PROBLEM DETAILS:
Gather each line in the entries that includes the string "Properties".
########################################
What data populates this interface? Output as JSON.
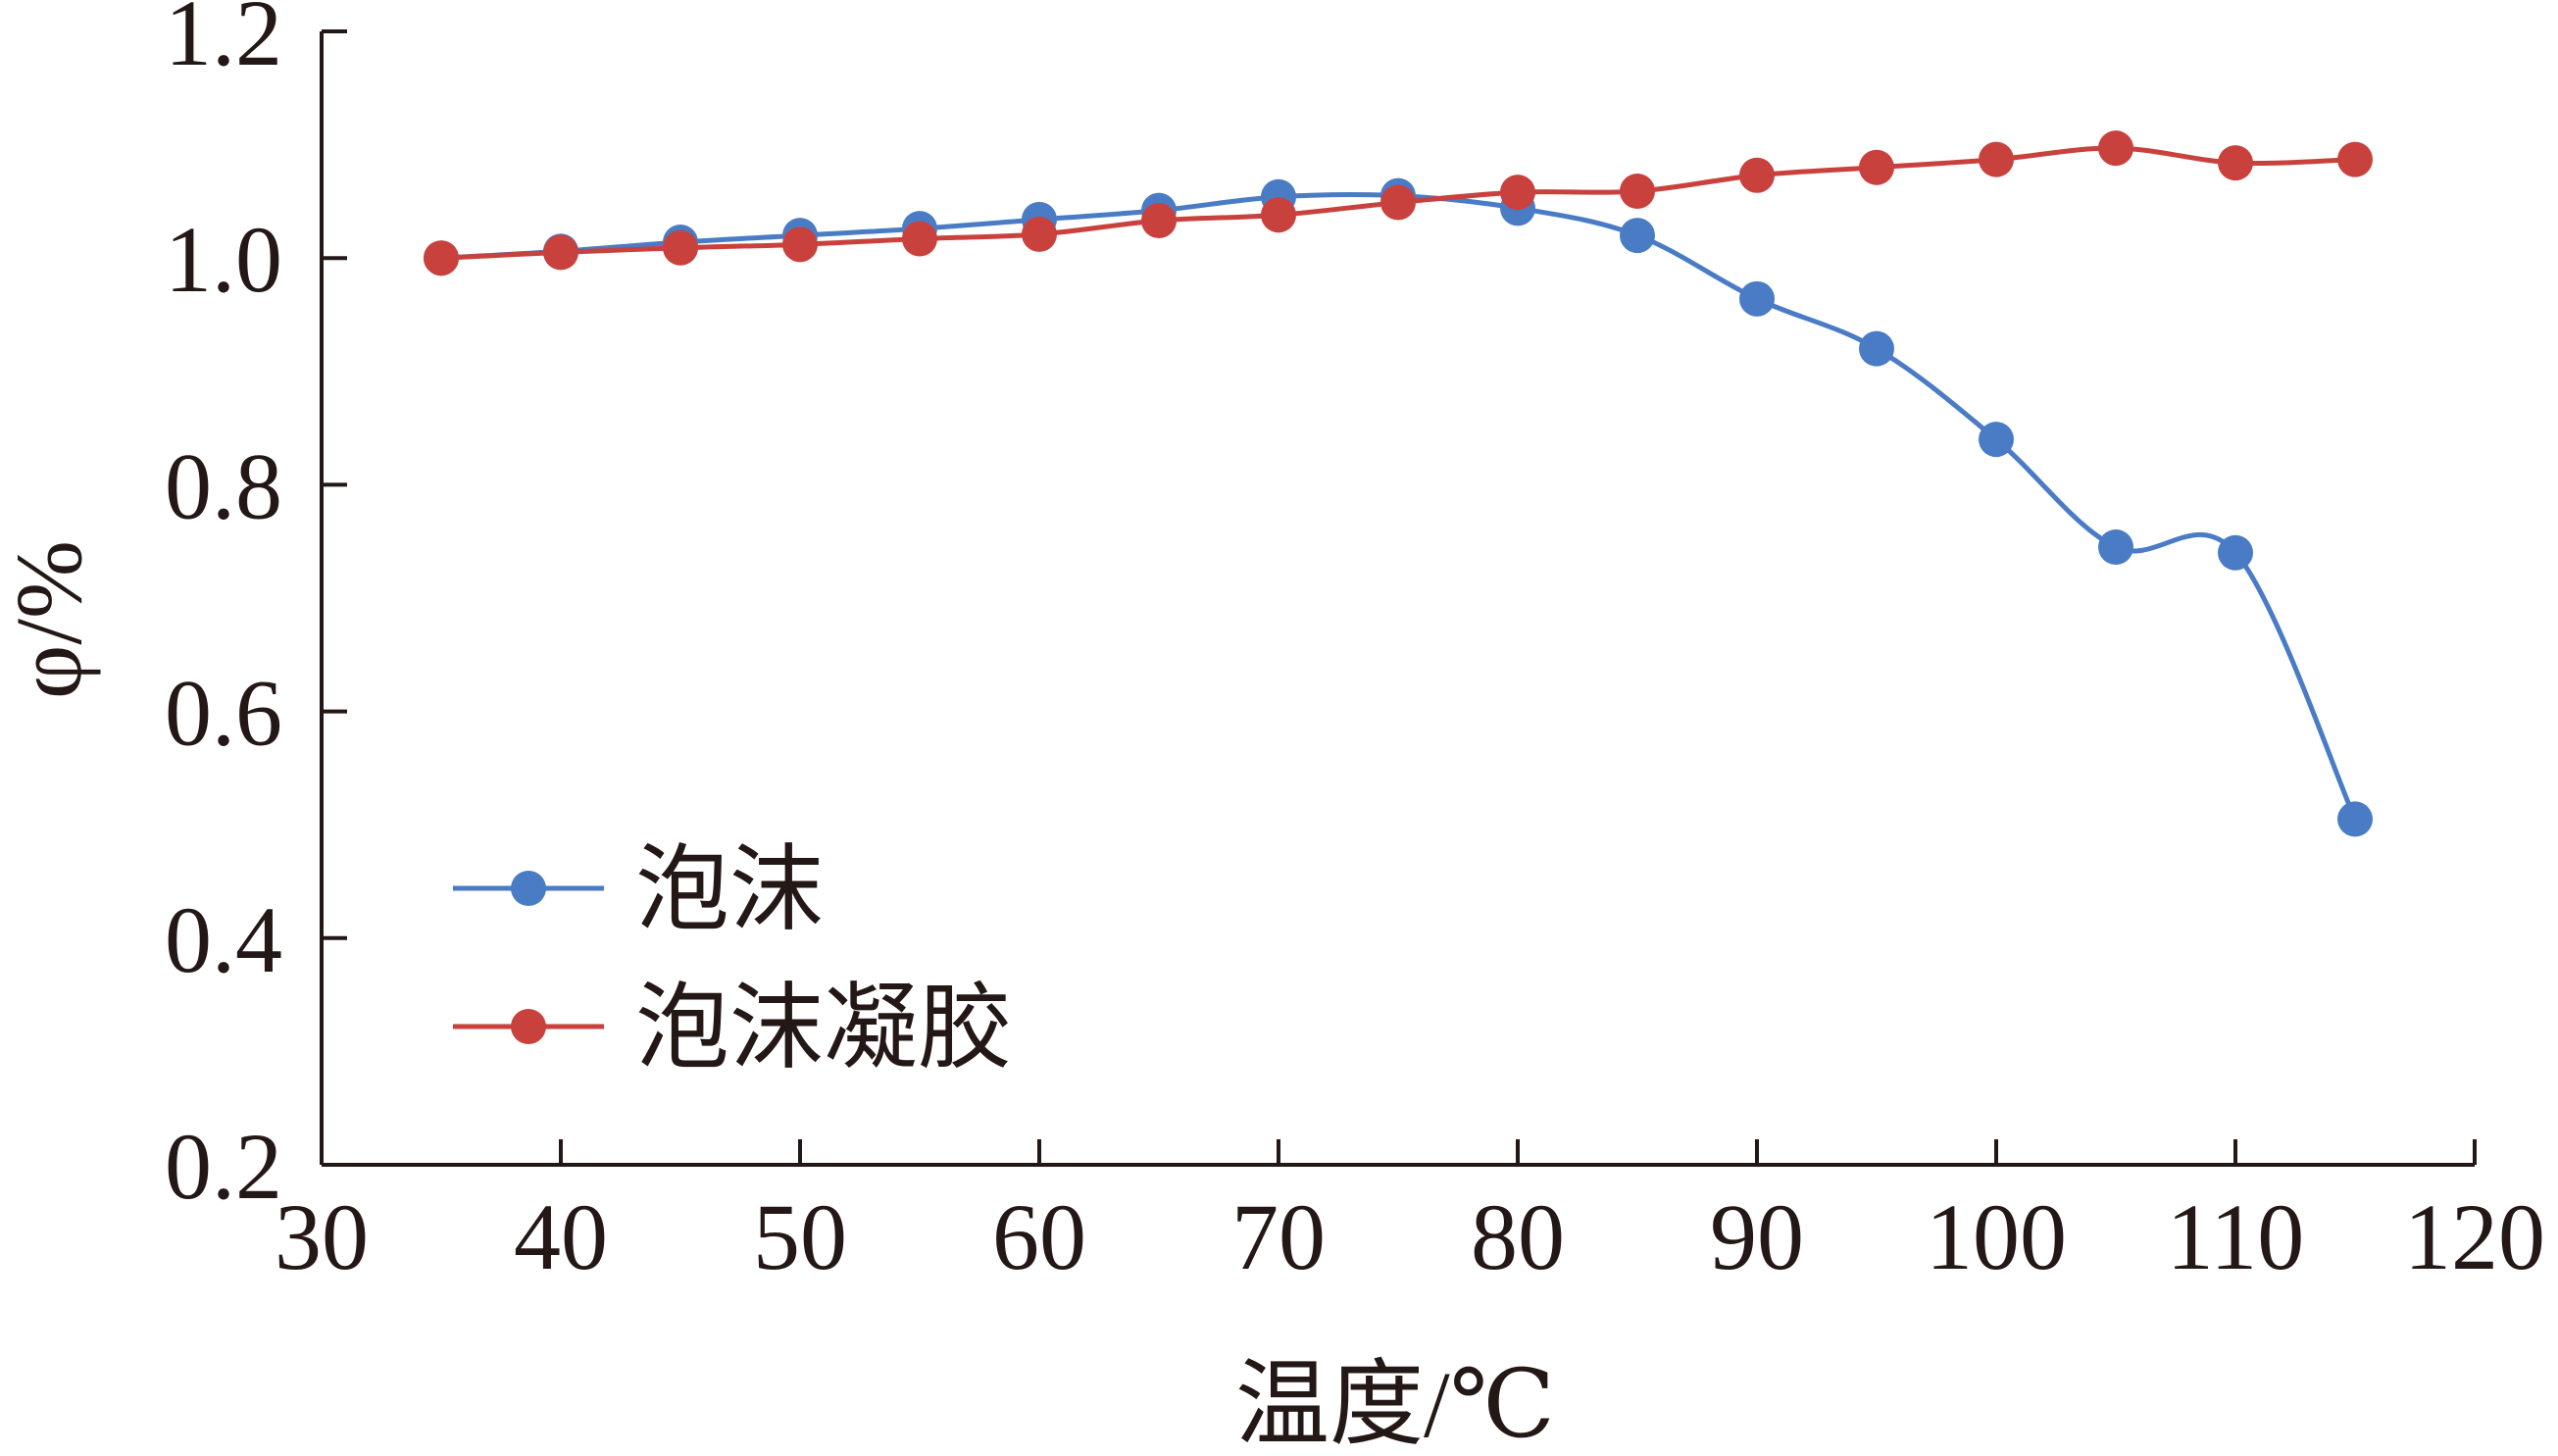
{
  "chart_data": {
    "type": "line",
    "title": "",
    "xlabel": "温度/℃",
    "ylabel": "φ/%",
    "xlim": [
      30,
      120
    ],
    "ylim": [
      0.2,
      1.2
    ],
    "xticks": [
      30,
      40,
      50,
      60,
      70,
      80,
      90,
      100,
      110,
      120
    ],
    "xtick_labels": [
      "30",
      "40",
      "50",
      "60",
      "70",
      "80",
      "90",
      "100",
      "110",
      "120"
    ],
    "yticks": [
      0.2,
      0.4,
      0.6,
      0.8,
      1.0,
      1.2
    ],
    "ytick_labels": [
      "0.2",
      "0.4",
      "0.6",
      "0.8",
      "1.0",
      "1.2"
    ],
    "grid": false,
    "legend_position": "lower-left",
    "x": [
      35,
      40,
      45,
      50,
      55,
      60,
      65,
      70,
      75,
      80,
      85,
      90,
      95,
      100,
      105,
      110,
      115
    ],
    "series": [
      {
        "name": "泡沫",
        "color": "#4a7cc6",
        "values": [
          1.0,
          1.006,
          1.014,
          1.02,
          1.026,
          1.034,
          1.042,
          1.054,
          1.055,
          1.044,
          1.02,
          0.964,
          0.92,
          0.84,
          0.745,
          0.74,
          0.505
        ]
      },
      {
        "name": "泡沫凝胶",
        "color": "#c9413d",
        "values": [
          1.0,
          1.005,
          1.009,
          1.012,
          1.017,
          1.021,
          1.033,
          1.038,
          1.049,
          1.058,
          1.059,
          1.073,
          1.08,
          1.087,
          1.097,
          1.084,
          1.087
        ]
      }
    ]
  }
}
########################################
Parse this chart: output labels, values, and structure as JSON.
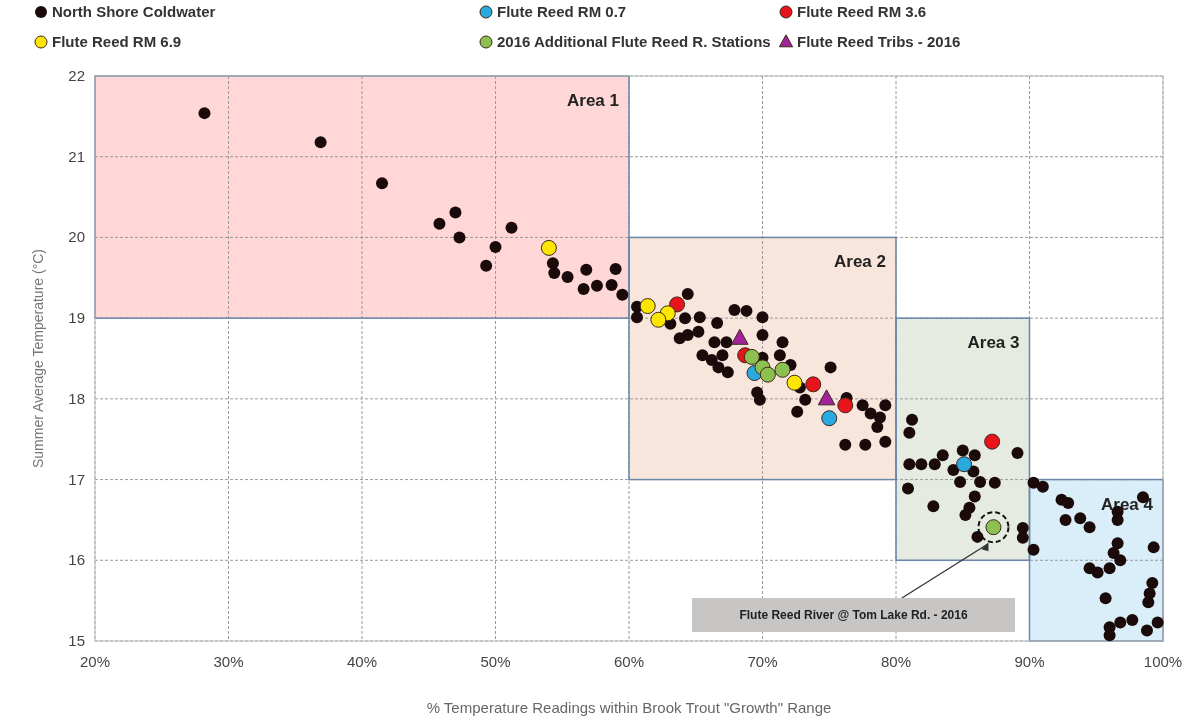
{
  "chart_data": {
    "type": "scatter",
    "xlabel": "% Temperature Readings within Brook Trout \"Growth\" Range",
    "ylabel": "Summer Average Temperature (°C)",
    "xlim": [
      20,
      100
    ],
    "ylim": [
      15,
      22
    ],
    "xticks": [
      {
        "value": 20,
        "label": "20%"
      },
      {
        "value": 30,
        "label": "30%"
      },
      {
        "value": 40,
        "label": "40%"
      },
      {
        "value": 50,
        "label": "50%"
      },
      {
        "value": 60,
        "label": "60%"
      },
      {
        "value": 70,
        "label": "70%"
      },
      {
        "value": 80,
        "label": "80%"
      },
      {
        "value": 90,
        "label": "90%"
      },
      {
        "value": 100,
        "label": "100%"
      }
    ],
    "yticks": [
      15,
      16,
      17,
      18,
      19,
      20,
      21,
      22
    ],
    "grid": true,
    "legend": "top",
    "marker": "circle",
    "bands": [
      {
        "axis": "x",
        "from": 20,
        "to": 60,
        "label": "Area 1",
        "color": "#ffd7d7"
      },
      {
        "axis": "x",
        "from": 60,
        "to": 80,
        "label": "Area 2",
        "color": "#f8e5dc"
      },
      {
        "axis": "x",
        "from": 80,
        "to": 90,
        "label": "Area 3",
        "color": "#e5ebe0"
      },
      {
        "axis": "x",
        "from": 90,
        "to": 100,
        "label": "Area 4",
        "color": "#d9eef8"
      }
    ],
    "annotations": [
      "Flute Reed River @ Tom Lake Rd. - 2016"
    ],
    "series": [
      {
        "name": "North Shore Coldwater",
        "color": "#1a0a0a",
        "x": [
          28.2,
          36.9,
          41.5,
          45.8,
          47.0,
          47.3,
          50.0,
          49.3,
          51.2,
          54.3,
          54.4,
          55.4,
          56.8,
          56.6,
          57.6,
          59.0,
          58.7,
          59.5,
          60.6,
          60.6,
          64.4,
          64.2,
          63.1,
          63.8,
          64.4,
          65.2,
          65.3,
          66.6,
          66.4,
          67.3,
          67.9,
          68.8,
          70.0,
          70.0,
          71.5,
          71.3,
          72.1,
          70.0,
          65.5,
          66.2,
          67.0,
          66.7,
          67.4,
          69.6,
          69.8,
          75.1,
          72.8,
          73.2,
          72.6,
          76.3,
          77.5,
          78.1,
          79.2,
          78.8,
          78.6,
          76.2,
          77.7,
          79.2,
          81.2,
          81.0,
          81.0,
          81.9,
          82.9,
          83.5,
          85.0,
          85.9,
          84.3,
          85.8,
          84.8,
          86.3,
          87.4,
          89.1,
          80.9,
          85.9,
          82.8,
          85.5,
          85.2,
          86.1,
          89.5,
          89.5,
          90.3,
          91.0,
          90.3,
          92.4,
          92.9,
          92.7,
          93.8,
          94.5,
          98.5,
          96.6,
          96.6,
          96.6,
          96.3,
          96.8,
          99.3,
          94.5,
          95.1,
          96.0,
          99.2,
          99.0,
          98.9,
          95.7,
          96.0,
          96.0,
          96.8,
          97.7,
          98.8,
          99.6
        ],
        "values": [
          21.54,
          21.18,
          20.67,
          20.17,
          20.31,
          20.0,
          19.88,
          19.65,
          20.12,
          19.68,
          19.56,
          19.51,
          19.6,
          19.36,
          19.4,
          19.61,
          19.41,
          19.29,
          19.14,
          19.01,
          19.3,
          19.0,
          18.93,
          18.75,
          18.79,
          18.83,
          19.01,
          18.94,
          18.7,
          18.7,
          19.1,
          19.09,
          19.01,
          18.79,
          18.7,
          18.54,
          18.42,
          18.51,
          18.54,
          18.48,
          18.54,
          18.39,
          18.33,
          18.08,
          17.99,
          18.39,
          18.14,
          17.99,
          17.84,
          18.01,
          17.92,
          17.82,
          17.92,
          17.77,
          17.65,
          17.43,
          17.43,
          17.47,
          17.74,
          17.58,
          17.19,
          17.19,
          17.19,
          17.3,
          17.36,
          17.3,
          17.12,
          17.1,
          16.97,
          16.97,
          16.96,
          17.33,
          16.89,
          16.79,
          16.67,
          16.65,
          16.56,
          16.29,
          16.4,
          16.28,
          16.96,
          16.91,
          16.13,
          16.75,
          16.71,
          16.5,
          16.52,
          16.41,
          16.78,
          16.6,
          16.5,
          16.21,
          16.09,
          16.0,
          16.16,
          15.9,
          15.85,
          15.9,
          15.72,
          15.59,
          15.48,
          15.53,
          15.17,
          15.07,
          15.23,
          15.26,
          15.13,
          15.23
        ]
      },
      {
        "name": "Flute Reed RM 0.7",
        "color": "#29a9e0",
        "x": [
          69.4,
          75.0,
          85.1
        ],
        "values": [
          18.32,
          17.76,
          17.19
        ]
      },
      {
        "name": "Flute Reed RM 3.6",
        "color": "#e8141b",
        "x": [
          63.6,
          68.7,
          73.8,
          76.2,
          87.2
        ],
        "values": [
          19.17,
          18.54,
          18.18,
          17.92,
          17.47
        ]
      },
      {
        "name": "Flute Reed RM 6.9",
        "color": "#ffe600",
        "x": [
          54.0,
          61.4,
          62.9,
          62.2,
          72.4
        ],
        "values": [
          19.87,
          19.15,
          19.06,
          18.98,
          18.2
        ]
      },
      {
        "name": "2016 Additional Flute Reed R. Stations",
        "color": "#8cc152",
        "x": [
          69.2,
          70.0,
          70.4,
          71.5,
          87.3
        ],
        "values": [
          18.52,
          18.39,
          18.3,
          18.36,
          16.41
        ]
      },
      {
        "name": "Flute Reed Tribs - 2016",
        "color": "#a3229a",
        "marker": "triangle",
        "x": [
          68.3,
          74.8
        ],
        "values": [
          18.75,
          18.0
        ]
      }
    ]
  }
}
########################################
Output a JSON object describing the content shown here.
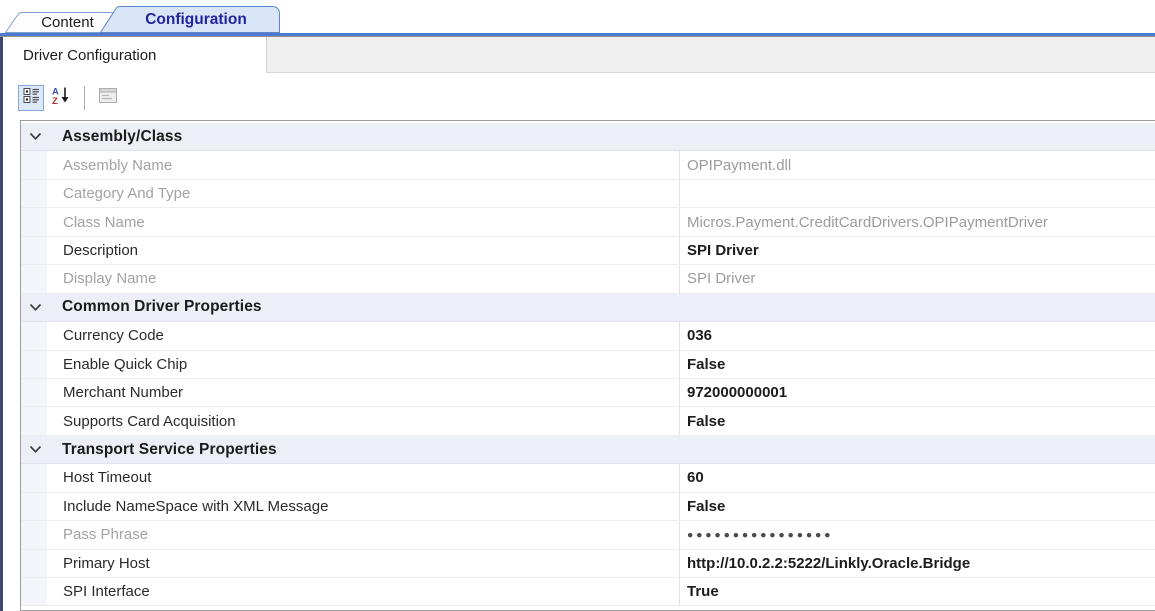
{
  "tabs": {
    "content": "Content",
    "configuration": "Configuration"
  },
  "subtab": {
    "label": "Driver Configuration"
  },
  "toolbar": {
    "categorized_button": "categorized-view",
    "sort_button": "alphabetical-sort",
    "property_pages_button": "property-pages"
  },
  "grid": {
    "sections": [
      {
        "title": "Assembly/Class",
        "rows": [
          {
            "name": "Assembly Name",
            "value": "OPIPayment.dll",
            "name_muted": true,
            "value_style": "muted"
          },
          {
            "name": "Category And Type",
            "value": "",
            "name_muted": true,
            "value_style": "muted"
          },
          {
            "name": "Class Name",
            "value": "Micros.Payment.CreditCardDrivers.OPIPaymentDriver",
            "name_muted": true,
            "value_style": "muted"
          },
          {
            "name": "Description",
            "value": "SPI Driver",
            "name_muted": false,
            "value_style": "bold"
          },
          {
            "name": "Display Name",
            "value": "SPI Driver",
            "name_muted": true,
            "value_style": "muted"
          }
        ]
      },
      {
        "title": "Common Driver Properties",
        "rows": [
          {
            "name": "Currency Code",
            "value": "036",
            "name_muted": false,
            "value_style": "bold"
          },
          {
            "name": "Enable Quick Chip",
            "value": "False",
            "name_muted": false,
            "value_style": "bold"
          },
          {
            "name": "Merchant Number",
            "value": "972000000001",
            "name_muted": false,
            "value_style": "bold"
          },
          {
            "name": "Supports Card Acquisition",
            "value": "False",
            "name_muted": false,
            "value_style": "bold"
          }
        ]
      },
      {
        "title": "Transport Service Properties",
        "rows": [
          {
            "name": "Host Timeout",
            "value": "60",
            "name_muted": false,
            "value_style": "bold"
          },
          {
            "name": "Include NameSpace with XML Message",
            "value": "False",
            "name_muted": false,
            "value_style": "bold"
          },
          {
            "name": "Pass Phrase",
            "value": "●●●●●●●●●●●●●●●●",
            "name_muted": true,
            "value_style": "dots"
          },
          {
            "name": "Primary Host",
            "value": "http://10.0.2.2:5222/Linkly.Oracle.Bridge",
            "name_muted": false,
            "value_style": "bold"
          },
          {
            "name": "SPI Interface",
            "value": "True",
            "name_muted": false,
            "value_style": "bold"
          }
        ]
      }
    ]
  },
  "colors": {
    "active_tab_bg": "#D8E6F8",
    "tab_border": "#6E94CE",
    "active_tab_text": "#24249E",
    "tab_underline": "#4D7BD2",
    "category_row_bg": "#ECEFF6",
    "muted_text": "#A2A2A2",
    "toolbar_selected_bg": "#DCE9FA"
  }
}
########################################
RESULT OF THE TASK:
        "title": "Common Driver Properties",
        "title": "Transport Service Properties",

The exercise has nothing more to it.